_Short exercise_.
Extract all lines containing "this".

_Recorded information_.
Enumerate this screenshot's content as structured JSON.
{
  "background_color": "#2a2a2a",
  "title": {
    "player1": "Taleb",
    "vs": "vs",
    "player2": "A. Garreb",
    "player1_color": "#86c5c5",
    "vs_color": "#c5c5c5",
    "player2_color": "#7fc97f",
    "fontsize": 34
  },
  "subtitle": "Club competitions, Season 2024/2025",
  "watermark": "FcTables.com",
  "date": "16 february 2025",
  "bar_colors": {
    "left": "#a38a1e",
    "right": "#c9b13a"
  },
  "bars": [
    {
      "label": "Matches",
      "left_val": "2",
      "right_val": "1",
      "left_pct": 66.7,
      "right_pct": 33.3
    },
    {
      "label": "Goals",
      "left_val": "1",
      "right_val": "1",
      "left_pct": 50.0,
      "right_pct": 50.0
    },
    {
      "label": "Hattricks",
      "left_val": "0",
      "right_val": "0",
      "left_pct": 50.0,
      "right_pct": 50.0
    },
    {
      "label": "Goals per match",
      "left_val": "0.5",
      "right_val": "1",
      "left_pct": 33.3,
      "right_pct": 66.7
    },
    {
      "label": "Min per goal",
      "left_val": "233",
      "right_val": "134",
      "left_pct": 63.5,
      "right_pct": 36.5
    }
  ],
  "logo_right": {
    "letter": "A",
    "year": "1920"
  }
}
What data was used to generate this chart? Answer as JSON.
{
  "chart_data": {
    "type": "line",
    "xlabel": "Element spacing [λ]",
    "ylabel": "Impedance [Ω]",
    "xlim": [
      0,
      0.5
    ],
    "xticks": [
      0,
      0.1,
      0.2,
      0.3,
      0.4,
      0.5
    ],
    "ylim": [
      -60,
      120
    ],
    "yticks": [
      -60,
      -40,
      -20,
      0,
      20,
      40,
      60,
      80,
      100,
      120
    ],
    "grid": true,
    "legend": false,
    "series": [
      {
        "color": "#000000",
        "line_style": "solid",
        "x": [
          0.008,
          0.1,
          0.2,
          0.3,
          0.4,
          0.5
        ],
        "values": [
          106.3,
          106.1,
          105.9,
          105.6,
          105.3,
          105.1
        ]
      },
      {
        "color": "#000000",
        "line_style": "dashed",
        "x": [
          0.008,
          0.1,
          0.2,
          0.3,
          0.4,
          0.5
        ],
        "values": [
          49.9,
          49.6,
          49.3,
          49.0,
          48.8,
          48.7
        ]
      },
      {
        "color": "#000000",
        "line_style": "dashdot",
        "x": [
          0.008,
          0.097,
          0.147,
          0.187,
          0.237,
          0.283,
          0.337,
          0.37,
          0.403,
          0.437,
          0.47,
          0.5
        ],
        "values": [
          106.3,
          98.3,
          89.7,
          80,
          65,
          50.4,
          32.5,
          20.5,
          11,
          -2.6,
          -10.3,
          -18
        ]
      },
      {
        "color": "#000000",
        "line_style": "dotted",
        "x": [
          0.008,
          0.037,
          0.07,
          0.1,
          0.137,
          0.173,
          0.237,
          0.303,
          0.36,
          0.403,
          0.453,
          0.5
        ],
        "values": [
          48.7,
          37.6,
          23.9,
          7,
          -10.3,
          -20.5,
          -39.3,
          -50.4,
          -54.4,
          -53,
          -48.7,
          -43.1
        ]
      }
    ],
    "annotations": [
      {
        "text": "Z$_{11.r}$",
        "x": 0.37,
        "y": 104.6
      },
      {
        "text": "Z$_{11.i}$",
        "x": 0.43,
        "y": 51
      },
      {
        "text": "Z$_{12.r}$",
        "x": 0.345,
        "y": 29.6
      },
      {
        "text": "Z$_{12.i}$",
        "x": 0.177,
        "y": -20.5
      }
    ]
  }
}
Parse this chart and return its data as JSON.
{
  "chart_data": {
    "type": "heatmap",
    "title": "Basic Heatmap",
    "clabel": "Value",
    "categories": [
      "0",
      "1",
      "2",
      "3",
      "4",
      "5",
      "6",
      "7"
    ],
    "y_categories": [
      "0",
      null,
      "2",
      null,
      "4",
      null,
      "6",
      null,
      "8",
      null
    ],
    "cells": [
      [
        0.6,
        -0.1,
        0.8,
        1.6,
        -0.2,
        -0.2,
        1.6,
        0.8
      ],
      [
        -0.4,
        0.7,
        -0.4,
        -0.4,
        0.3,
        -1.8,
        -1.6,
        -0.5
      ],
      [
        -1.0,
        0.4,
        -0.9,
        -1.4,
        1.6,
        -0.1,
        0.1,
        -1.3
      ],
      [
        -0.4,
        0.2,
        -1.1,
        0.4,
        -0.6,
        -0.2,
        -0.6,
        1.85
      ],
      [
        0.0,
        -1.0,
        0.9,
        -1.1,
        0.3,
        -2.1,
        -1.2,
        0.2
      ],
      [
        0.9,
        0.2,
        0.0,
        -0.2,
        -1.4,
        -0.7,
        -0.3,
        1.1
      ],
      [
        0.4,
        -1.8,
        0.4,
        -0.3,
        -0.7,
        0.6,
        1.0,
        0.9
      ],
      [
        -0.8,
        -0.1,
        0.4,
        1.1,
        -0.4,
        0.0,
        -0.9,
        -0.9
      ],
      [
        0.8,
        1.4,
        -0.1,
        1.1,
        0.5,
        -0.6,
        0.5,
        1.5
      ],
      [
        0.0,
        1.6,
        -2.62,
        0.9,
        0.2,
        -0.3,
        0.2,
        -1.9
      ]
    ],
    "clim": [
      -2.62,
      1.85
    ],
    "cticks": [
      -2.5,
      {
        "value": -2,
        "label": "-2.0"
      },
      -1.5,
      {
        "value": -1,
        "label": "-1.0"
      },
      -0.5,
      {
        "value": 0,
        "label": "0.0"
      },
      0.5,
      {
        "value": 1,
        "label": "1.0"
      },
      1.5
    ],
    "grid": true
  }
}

_Task response_.
Enumerate this screenshot's content as structured JSON.
What data was used to generate this chart? Answer as JSON.
Parse this chart and return its data as JSON.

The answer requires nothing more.